* [WORK REQUIRED] Identify, in the records below, every line where the string "Corvera" appears, and copy each such line.

* [RECORDS SUPPLIED]
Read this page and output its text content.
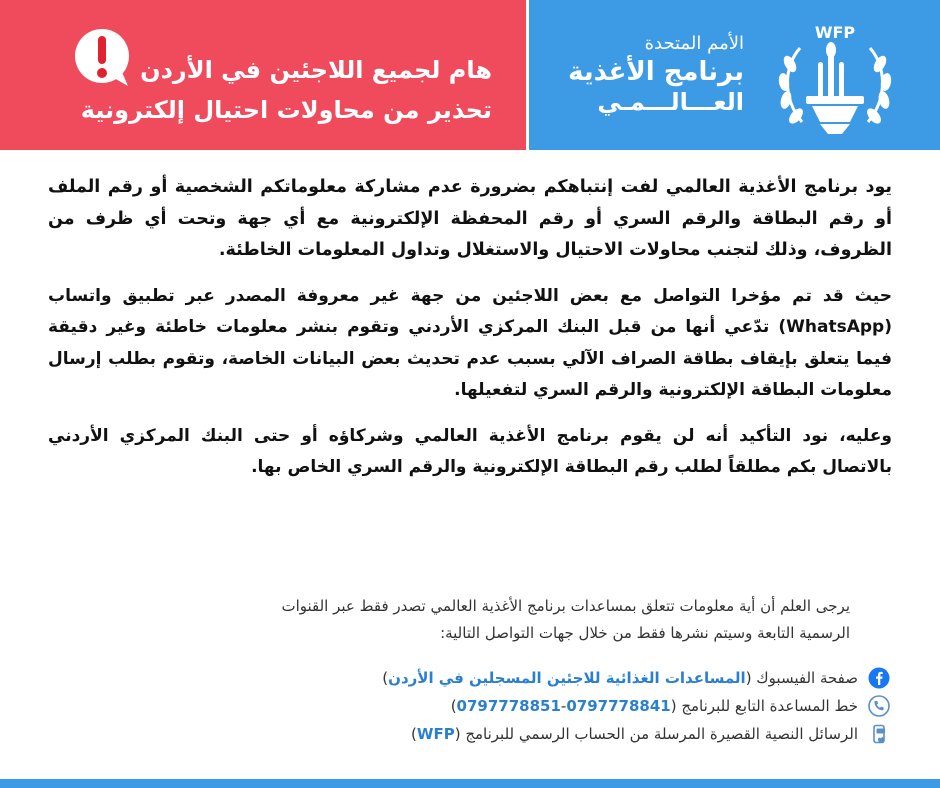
هام لجميع اللاجئين في الأردن
تحذير من محاولات احتيال إلكترونية
الأمم المتحدة
برنامج الأغذية
العـــالـــمـي
WFP

يود برنامج الأغذية العالمي لفت إنتباهكم بضرورة عدم مشاركة معلوماتكم الشخصية أو رقم الملف أو رقم البطاقة والرقم السري أو رقم المحفظة الإلكترونية مع أي جهة وتحت أي ظرف من الظروف، وذلك لتجنب محاولات الاحتيال والاستغلال وتداول المعلومات الخاطئة.

حيث قد تم مؤخرا التواصل مع بعض اللاجئين من جهة غير معروفة المصدر عبر تطبيق واتساب (WhatsApp) تدّعي أنها من قبل البنك المركزي الأردني وتقوم بنشر معلومات خاطئة وغير دقيقة فيما يتعلق بإيقاف بطاقة الصراف الآلي بسبب عدم تحديث بعض البيانات الخاصة، وتقوم بطلب إرسال معلومات البطاقة الإلكترونية والرقم السري لتفعيلها.

وعليه، نود التأكيد أنه لن يقوم برنامج الأغذية العالمي وشركاؤه أو حتى البنك المركزي الأردني بالاتصال بكم مطلقاً لطلب رقم البطاقة الإلكترونية والرقم السري الخاص بها.

يرجى العلم أن أية معلومات تتعلق بمساعدات برنامج الأغذية العالمي تصدر فقط عبر القنوات
الرسمية التابعة وسيتم نشرها فقط من خلال جهات التواصل التالية:
صفحة الفيسبوك (
المساعدات الغذائية للاجئين المسجلين في الأردن
)
خط المساعدة التابع للبرنامج (
0797778841
-
0797778851
)
الرسائل النصية القصيرة المرسلة من الحساب الرسمي للبرنامج (
WFP
)
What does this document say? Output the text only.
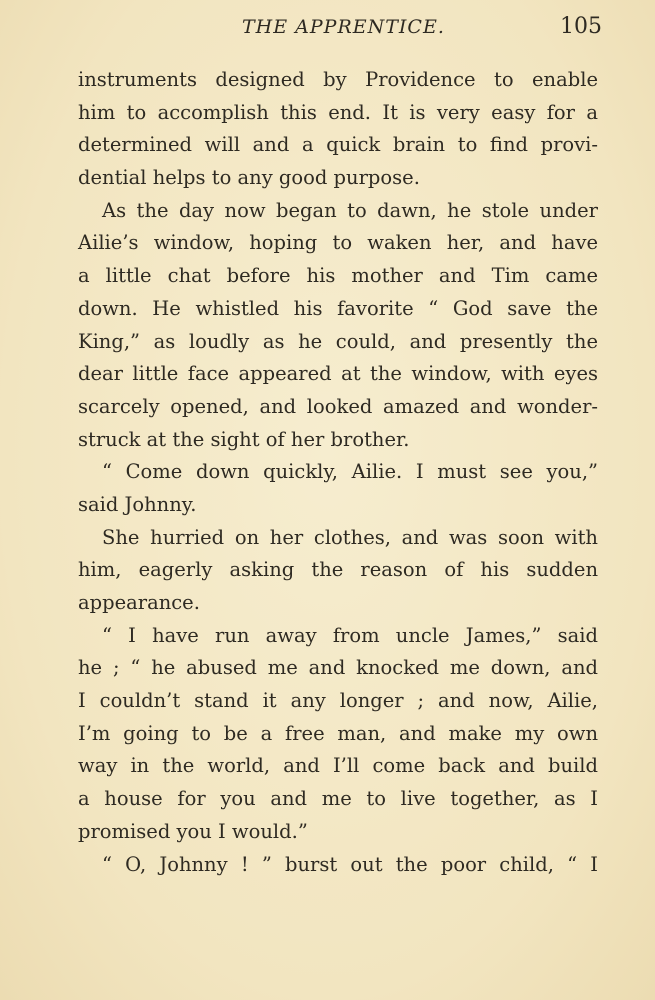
THE APPRENTICE.	105
instruments designed by Providence to enable
him to accomplish this end. It is very easy for a
determined will and a quick brain to find provi-
dential helps to any good purpose.
As the day now began to dawn, he stole under
Ailie’s window, hoping to waken her, and have
a little chat before his mother and Tim came
down. He whistled his favorite “ God save the
King,” as loudly as he could, and presently the
dear little face appeared at the window, with eyes
scarcely opened, and looked amazed and wonder-
struck at the sight of her brother.
“ Come down quickly, Ailie. I must see you,”
said Johnny.
She hurried on her clothes, and was soon with
him, eagerly asking the reason of his sudden
appearance.
“ I have run away from uncle James,” said
he ; “ he abused me and knocked me down, and
I couldn’t stand it any longer ; and now, Ailie,
I’m going to be a free man, and make my own
way in the world, and I’ll come back and build
a house for you and me to live together, as I
promised you I would.”
“ O, Johnny ! ” burst out the poor child, “ I
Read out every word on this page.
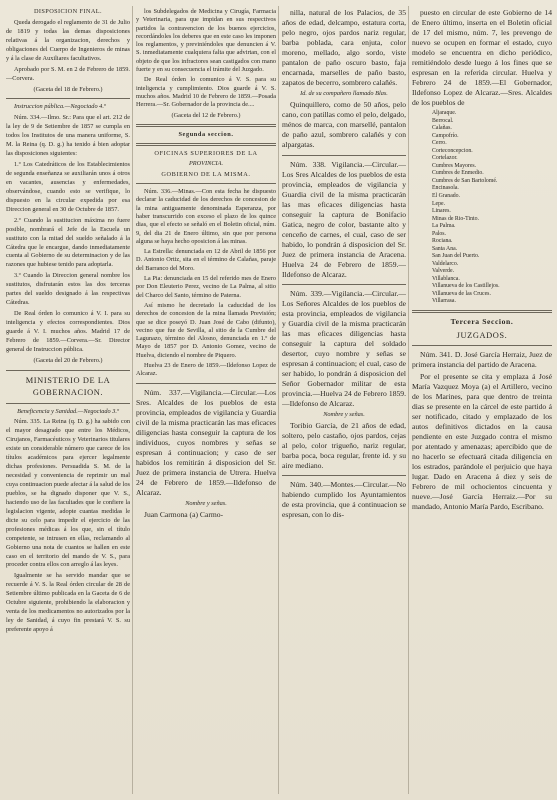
DISPOSICION FINAL.

Queda derogado el reglamento de 31 de Julio de 1819 y todas las demas disposiciones relativas á la organizacion, derechos y obligaciones del Cuerpo de Ingenieros de minas y á la clase de Auxiliares facultativos.

Aprobado por S. M. en 2 de Febrero de 1859.—Corvera.

(Gaceta del 18 de Febrero.)

Instruccion pública.—Negociado 4.º

Núm. 334.—Ilmo. Sr.: Para que el art. 212 de la ley de 9 de Setiembre de 1857 se cumpla en todos los Institutos de una manera uniforme, S. M. la Reina (q. D. g.) ha tenido á bien adoptar las disposiciones siguientes:

1.º Los Catedráticos de los Establecimientos de segunda enseñanza se auxiliarán unos á otros en vacantes, ausencias y enfermedades, observándose, cuando esto se verifique, lo dispuesto en la circular expedida por esa Direccion general en 30 de Octubre de 1857.

2.º Cuando la sustitucion máxima no fuere posible, nombrará el Jefe de la Escuela un sustituto con la mitad del sueldo señalado á la Cátedra que le encargue, dando inmediatamente cuenta al Gobierno de su determinacion y de las razones que hubiese tenido para adoptarla.

3.º Cuando la Direccion general nombre los sustitutos, disfrutarán estos las dos terceras partes del sueldo designado á las respectivas Cátedras.

De Real órden lo comunico á V. I. para su inteligencia y efectos correspondientes. Dios guarde á V. I. muchos años. Madrid 17 de Febrero de 1859.—Corvera.—Sr. Director general de Instruccion pública.

(Gaceta del 20 de Febrero.)

MINISTERIO DE LA GOBERNACION.

Beneficencia y Sanidad.—Negociado 3.º

Núm. 335. La Reina (q. D. g.) ha sabido con el mayor desagrado que entre los Médicos, Cirujanos, Farmacéuticos y Veterinarios titulares existe un considerable número que carece de los títulos académicos para ejercer legalmente dichas profesiones. Persuadida S. M. de la necesidad y conveniencia de reprimir un mal cuya continuacion puede afectar á la salud de los pueblos, se ha dignado disponer que V. S., haciendo uso de las facultades que le confiere la legislacion vigente, adopte cuantas medidas le dicte su celo para impedir el ejercicio de las profesiones médicas á los que, sin el título competente, se intrusen en ellas, reclamando al Gobierno una nota de cuantos se hallen en este caso en el territorio del mando de V. S., para proceder contra ellos con arreglo á las leyes.

Igualmente se ha servido mandar que se recuerde á V. S. la Real órden circular de 28 de Setiembre último publicada en la Gaceta de 6 de Octubre siguiente, prohibiendo la elaboracion y venta de los medicamentos no autorizados por la ley de Sanidad, á cuyo fin prestará V. S. su preferente apoyo á

los Subdelegados de Medicina y Cirugía, Farmacia y Veterinaria, para que impidan en sus respectivos partidos la contravencion de los buenos ejercicios, recordándoles los deberes que en este caso les imponen los reglamentos, y previniéndoles que denuncien á V. S. inmediatamente cualquiera falta que advirtan, con el objeto de que los infractores sean castigados con mano fuerte y en su consecuencia el trámite del Juzgado.

De Real órden lo comunico á V. S. para su inteligencia y cumplimiento. Dios guarde á V. S. muchos años. Madrid 10 de Febrero de 1859.—Posada Herrera.—Sr. Gobernador de la provincia de....

(Gaceta del 12 de Febrero.)

Segunda seccion.

OFICINAS SUPERIORES DE LA

PROVINCIA.

GOBIERNO DE LA MISMA.

Núm. 336.—Minas.—Con esta fecha he dispuesto declarar la caducidad de los derechos de concesion de la mina antiguamente denominada Esperanza, por haber transcurrido con exceso el plazo de los quince dias, que el efecto se señaló en el Boletin oficial, núm. 9, del dia 21 de Enero último, sin que por persona alguna se haya hecho oposicion á las minas.

La Estrella: denunciada en 12 de Abril de 1856 por D. Antonio Ortiz, sita en el término de Calañas, paraje del Barranco del Moro.

La Pia: denunciada en 15 del referido mes de Enero por Don Eleuterio Perez, vecino de La Palma, al sitio del Charco del Santo, término de Paterna.

Así mismo he decretado la caducidad de los derechos de concesion de la mina llamada Previsión; que se dice poseyó D. Juan José de Cabo (difunto), vecino que fue de Sevilla, al sitio de la Cumbre del Lagunazo, término del Alosno, denunciada en 1.º de Mayo de 1857 por D. Antonio Gomez, vecino de Huelva, diciendo el nombre de Piquero.

Huelva 23 de Enero de 1859.—Ildefonso Lopez de Alcaraz.

Núm. 337.—Vigilancia.—Circular.—Los Sres. Alcaldes de los pueblos de esta provincia, empleados de vigilancia y Guardia civil de la misma practicarán las mas eficaces diligencias hasta conseguir la captura de los individuos, cuyos nombres y señas se espresan á continuacion; y caso de ser habidos los remitirán á disposicion del Sr. Juez de primera instancia de Utrera. Huelva 24 de Febrero de 1859.—Ildefonso de Alcaraz.

Nombre y señas.

Juan Carmona (a) Carmo-

nilla, natural de los Palacios, de 35 años de edad, delcampo, estatura corta, pelo negro, ojos pardos nariz regular, barba poblada, cara enjuta, color moreno, mellado, algo sordo, viste pantalon de paño oscuro basto, faja encarnada, marselles de paño basto, zapatos de becerro, sombrero calañés.

Id. de su compañero llamado Blas.

Quinquillero, como de 50 años, pelo cano, con patillas como el pelo, delgado, ménos de marca, con marsellé, pantalon de paño azul, sombrero calañés y con alpargatas.

Núm. 338. Vigilancia.—Circular.—Los Sres Alcaldes de los pueblos de esta provincia, empleados de vigilancia y Guardia civil de la misma practicarán las mas eficaces diligencias hasta conseguir la captura de Bonifacio Gatica, negro de color, bastante alto y cenceño de carnes, el cual, caso de ser habido, lo pondrán á disposicion del Sr. Juez de primera instancia de Aracena. Huelva 24 de Febrero de 1859.—Ildefonso de Alcaraz.

Núm. 339.—Vigilancia.—Circular.—Los Señores Alcaldes de los pueblos de esta provincia, empleados de vigilancia y Guardia civil de la misma practicarán las mas eficaces diligencias hasta conseguir la captura del soldado desertor, cuyo nombre y señas se espresan á continuacion; el cual, caso de ser habido, lo pondrán á disposicion del Señor Gobernador militar de esta provincia.—Huelva 24 de Febrero 1859.—Ildefonso de Alcaraz.

Nombre y señas.

Toribio García, de 21 años de edad, soltero, pelo castaño, ojos pardos, cejas al pelo, color trigueño, nariz regular, barba poca, boca regular, frente id. y su aire mediano.

Núm. 340.—Montes.—Circular.—No habiendo cumplido los Ayuntamientos de esta provincia, que á continuacion se espresan, con lo dis-

puesto en circular de este Gobierno de 14 de Enero último, inserta en el Boletin oficial de 17 del mismo, núm. 7, les prevengo de nuevo se ocupen en formar el estado, cuyo modelo se encuentra en dicho periódico, remitiéndolo desde luego á los fines que se espresan en la referida circular. Huelva y Febrero 24 de 1859.—El Gobernador, Ildefonso Lopez de Alcaraz.—Sres. Alcaldes de los pueblos de

Aljaraque.
Berrocal.
Calañas.
Campofrío.
Cerro.
Corteconcepcion.
Cortelazor.
Cumbres Mayores.
Cumbres de Enmedio.
Cumbres de San Bartolomé.
Encinasola.
El Granado.
Lepe.
Linares.
Minas de Rio-Tinto.
La Palma.
Palos.
Rociana.
Santa Ana.
San Juan del Puerto.
Valdelarco.
Valverde.
Villablanca.
Villanueva de los Castillejos.
Villanueva de las Cruces.
Villarrasa.

Tercera Seccion.

JUZGADOS.

Núm. 341. D. José García Herraiz, Juez de primera instancia del partido de Aracena.

Por el presente se cita y emplaza á José María Vazquez Moya (a) el Artillero, vecino de los Marines, para que dentro de treinta dias se presente en la cárcel de este partido á ser notificado, citado y emplazado de los autos definitivos dictados en la causa pendiente en este Juzgado contra el mismo por atentado y amenazas; apercibido que de no hacerlo se efectuará citada diligencia en los estrados, parándole el perjuicio que haya lugar. Dado en Aracena á diez y seis de Febrero de mil ochocientos cincuenta y nueve.—José García Herraiz.—Por su mandado, Antonio María Pardo, Escribano.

* [RESULT OF THE EXERCISE]
Aprobado por S. M. en 2 de Febrero de 1859.—Corvera.
De Real órden lo comunico á V. I. para su inteligencia y efectos correspondientes. Dios guarde á V. I. muchos años. Madrid 17 de Febrero de 1859.—Corvera.—Sr. Director general de Instruccion pública.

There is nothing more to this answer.